DIRECTION: For the listing below, give the count of lines containing "musst", and no other text.

DATASET RECORDS:
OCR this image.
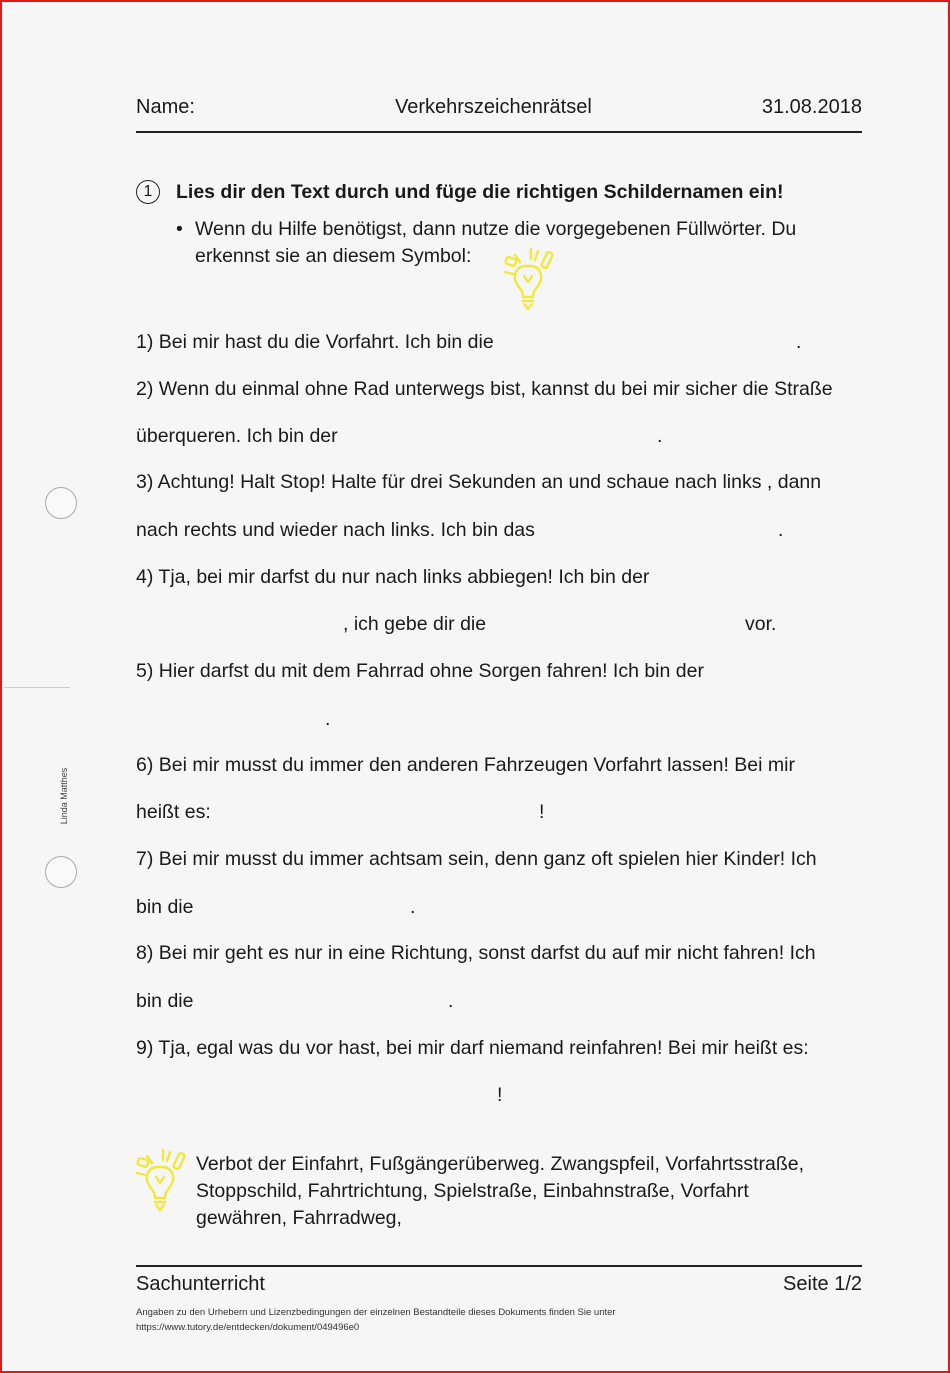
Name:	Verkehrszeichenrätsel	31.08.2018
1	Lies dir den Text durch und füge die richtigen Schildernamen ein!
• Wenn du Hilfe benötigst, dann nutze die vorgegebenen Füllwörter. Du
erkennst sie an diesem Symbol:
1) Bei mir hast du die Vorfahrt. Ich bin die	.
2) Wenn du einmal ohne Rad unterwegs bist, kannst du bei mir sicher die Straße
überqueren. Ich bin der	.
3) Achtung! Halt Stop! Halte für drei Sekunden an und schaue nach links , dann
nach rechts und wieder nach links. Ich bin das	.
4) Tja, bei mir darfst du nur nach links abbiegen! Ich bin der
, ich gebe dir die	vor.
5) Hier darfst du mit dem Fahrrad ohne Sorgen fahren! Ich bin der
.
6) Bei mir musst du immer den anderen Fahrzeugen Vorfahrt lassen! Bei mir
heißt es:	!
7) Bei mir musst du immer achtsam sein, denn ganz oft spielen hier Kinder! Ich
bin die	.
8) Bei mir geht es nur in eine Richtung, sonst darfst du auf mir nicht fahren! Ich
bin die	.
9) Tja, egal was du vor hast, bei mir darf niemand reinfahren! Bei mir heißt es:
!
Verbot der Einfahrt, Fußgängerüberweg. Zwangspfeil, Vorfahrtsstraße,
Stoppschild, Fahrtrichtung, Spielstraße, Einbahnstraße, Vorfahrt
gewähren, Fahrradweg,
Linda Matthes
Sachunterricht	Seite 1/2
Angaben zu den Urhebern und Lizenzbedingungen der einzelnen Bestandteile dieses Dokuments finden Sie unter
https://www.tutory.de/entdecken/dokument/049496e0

RESPONSE TO THE TASK: 2